**WHAT TO WORK ON**. Omit all pictures and give the records below again exactly as written.

DATA RECORDS start

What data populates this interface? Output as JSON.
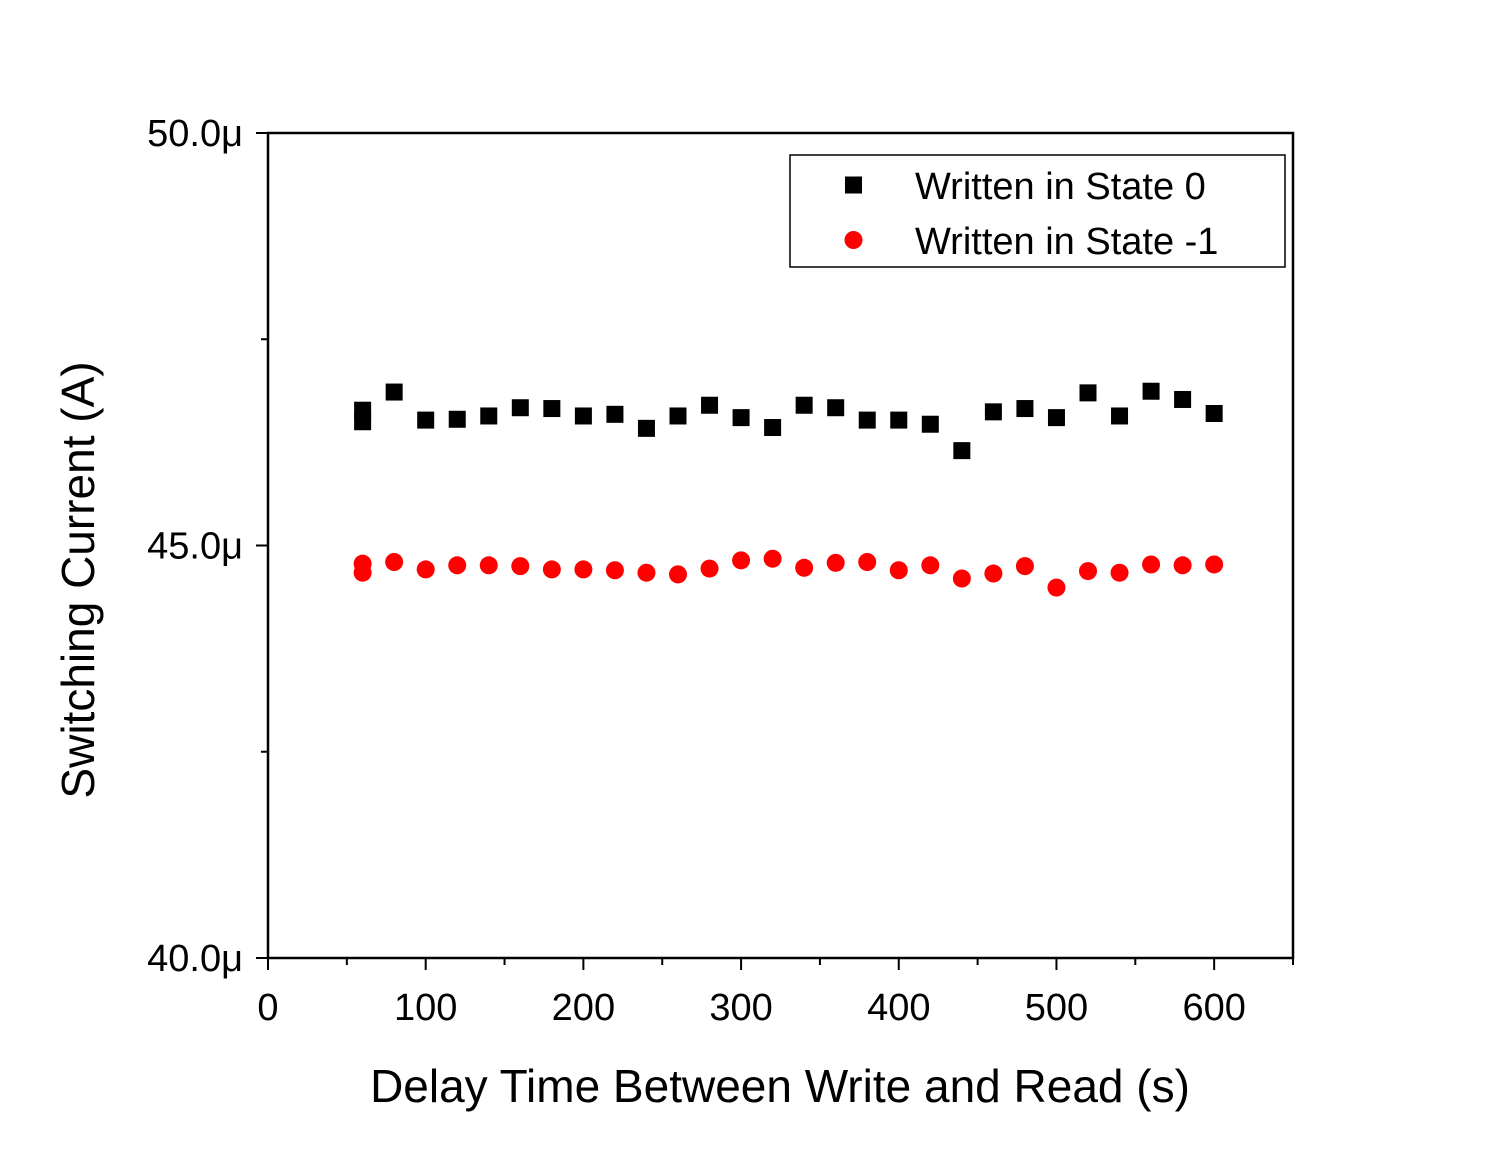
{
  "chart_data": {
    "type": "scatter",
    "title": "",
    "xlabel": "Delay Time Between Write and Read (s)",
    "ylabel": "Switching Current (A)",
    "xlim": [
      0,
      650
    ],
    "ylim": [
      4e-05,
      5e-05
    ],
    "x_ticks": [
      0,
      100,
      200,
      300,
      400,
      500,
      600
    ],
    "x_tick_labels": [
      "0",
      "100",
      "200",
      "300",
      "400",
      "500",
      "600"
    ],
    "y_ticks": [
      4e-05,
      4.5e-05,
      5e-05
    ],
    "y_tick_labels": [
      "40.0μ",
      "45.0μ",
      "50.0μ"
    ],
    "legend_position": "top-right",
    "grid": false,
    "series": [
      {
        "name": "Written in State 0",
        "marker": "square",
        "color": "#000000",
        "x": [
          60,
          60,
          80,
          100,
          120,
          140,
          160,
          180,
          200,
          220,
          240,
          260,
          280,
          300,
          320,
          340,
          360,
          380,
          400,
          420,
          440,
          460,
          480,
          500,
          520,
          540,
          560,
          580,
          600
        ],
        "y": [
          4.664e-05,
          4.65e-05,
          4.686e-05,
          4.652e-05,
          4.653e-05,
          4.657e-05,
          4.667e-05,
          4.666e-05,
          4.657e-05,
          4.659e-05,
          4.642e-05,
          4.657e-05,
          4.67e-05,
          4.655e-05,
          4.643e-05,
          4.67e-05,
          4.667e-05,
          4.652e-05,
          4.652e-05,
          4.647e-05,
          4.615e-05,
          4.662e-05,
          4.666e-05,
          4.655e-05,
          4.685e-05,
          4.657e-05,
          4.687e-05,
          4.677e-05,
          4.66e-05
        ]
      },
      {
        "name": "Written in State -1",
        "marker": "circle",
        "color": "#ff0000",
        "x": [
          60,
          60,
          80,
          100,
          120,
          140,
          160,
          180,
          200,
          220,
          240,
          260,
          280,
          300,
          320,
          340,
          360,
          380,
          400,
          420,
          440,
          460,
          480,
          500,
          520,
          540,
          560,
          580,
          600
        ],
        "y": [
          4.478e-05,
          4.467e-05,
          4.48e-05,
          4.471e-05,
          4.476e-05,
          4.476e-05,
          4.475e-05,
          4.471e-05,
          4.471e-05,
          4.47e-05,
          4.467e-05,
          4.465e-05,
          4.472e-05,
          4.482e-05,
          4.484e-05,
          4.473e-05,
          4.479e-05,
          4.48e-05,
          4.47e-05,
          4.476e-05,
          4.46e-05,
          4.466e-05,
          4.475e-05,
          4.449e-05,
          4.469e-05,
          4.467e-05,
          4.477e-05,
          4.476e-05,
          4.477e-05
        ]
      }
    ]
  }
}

DATA RECORDS end

**TASK RESULT**.
What data populates this interface? Output as JSON.
{
  "chart_data": {
    "type": "scatter",
    "title": "",
    "xlabel": "Delay Time Between Write and Read (s)",
    "ylabel": "Switching Current (A)",
    "xlim": [
      0,
      650
    ],
    "ylim": [
      4e-05,
      5e-05
    ],
    "x_ticks": [
      0,
      100,
      200,
      300,
      400,
      500,
      600
    ],
    "x_tick_labels": [
      "0",
      "100",
      "200",
      "300",
      "400",
      "500",
      "600"
    ],
    "y_ticks": [
      4e-05,
      4.5e-05,
      5e-05
    ],
    "y_tick_labels": [
      "40.0μ",
      "45.0μ",
      "50.0μ"
    ],
    "legend_position": "top-right",
    "grid": false,
    "series": [
      {
        "name": "Written in State 0",
        "marker": "square",
        "color": "#000000",
        "x": [
          60,
          60,
          80,
          100,
          120,
          140,
          160,
          180,
          200,
          220,
          240,
          260,
          280,
          300,
          320,
          340,
          360,
          380,
          400,
          420,
          440,
          460,
          480,
          500,
          520,
          540,
          560,
          580,
          600
        ],
        "y": [
          4.664e-05,
          4.65e-05,
          4.686e-05,
          4.652e-05,
          4.653e-05,
          4.657e-05,
          4.667e-05,
          4.666e-05,
          4.657e-05,
          4.659e-05,
          4.642e-05,
          4.657e-05,
          4.67e-05,
          4.655e-05,
          4.643e-05,
          4.67e-05,
          4.667e-05,
          4.652e-05,
          4.652e-05,
          4.647e-05,
          4.615e-05,
          4.662e-05,
          4.666e-05,
          4.655e-05,
          4.685e-05,
          4.657e-05,
          4.687e-05,
          4.677e-05,
          4.66e-05
        ]
      },
      {
        "name": "Written in State -1",
        "marker": "circle",
        "color": "#ff0000",
        "x": [
          60,
          60,
          80,
          100,
          120,
          140,
          160,
          180,
          200,
          220,
          240,
          260,
          280,
          300,
          320,
          340,
          360,
          380,
          400,
          420,
          440,
          460,
          480,
          500,
          520,
          540,
          560,
          580,
          600
        ],
        "y": [
          4.478e-05,
          4.467e-05,
          4.48e-05,
          4.471e-05,
          4.476e-05,
          4.476e-05,
          4.475e-05,
          4.471e-05,
          4.471e-05,
          4.47e-05,
          4.467e-05,
          4.465e-05,
          4.472e-05,
          4.482e-05,
          4.484e-05,
          4.473e-05,
          4.479e-05,
          4.48e-05,
          4.47e-05,
          4.476e-05,
          4.46e-05,
          4.466e-05,
          4.475e-05,
          4.449e-05,
          4.469e-05,
          4.467e-05,
          4.477e-05,
          4.476e-05,
          4.477e-05
        ]
      }
    ]
  }
}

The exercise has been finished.